Your task:
Reproduce the listing below character for character; drop every image.

Data entries
== == ==

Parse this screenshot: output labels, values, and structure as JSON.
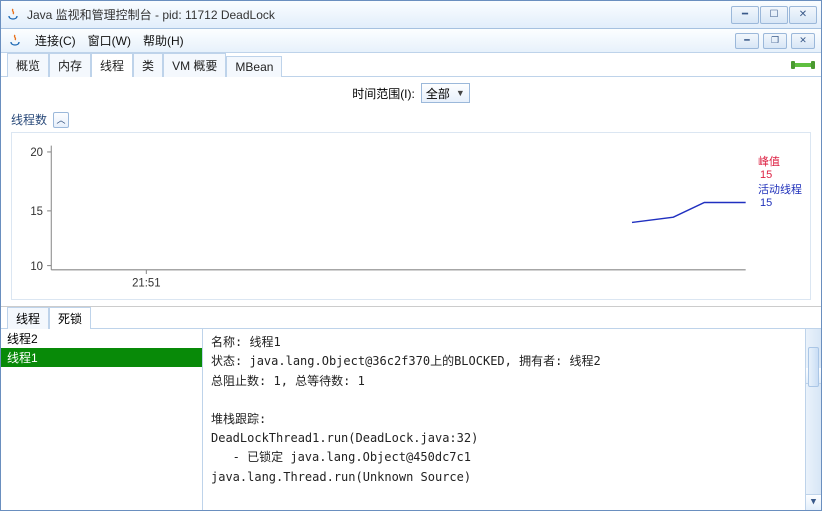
{
  "window": {
    "title": "Java 监视和管理控制台 - pid: 11712 DeadLock"
  },
  "menubar": {
    "connect": "连接(C)",
    "window": "窗口(W)",
    "help": "帮助(H)"
  },
  "tabs": {
    "overview": "概览",
    "memory": "内存",
    "threads": "线程",
    "classes": "类",
    "vmsum": "VM 概要",
    "mbean": "MBean"
  },
  "range": {
    "label": "时间范围(I):",
    "value": "全部"
  },
  "section": {
    "title": "线程数"
  },
  "chart_legend": {
    "peak_label": "峰值",
    "peak_value": "15",
    "live_label": "活动线程",
    "live_value": "15"
  },
  "chart_data": {
    "type": "line",
    "title": "线程数",
    "xlabel": "",
    "ylabel": "",
    "ylim": [
      10,
      20
    ],
    "yticks": [
      10,
      15,
      20
    ],
    "xticks": [
      "21:51"
    ],
    "series": [
      {
        "name": "活动线程",
        "values": [
          14,
          14,
          15,
          15
        ]
      }
    ]
  },
  "bottom_tabs": {
    "threads": "线程",
    "deadlock": "死锁"
  },
  "thread_list": {
    "items": [
      {
        "id": "t2",
        "label": "线程2",
        "selected": false
      },
      {
        "id": "t1",
        "label": "线程1",
        "selected": true
      }
    ]
  },
  "detail": {
    "name_label": "名称:",
    "name_value": "线程1",
    "state_label": "状态:",
    "state_value": "java.lang.Object@36c2f370上的BLOCKED, 拥有者: 线程2",
    "blocked_label": "总阻止数:",
    "blocked_value": "1,",
    "waited_label": "总等待数:",
    "waited_value": "1",
    "trace_label": "堆栈跟踪:",
    "trace_line1": "DeadLockThread1.run(DeadLock.java:32)",
    "trace_line2": "   - 已锁定 java.lang.Object@450dc7c1",
    "trace_line3": "java.lang.Thread.run(Unknown Source)"
  }
}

== == ==

Solution to this problem:
Parse this screenshot: output labels, values, and structure as JSON.
{
  "window": {
    "title": "Java 监视和管理控制台 - pid: 11712 DeadLock"
  },
  "menubar": {
    "connect": "连接(C)",
    "window": "窗口(W)",
    "help": "帮助(H)"
  },
  "tabs": {
    "overview": "概览",
    "memory": "内存",
    "threads": "线程",
    "classes": "类",
    "vmsum": "VM 概要",
    "mbean": "MBean"
  },
  "range": {
    "label": "时间范围(I):",
    "value": "全部"
  },
  "section": {
    "title": "线程数"
  },
  "chart_legend": {
    "peak_label": "峰值",
    "peak_value": "15",
    "live_label": "活动线程",
    "live_value": "15"
  },
  "chart_data": {
    "type": "line",
    "title": "线程数",
    "xlabel": "",
    "ylabel": "",
    "ylim": [
      10,
      20
    ],
    "yticks": [
      10,
      15,
      20
    ],
    "xticks": [
      "21:51"
    ],
    "series": [
      {
        "name": "活动线程",
        "values": [
          14,
          14,
          15,
          15
        ]
      }
    ]
  },
  "bottom_tabs": {
    "threads": "线程",
    "deadlock": "死锁"
  },
  "thread_list": {
    "items": [
      {
        "id": "t2",
        "label": "线程2",
        "selected": false
      },
      {
        "id": "t1",
        "label": "线程1",
        "selected": true
      }
    ]
  },
  "detail": {
    "name_label": "名称:",
    "name_value": "线程1",
    "state_label": "状态:",
    "state_value": "java.lang.Object@36c2f370上的BLOCKED, 拥有者: 线程2",
    "blocked_label": "总阻止数:",
    "blocked_value": "1,",
    "waited_label": "总等待数:",
    "waited_value": "1",
    "trace_label": "堆栈跟踪:",
    "trace_line1": "DeadLockThread1.run(DeadLock.java:32)",
    "trace_line2": "   - 已锁定 java.lang.Object@450dc7c1",
    "trace_line3": "java.lang.Thread.run(Unknown Source)"
  }
}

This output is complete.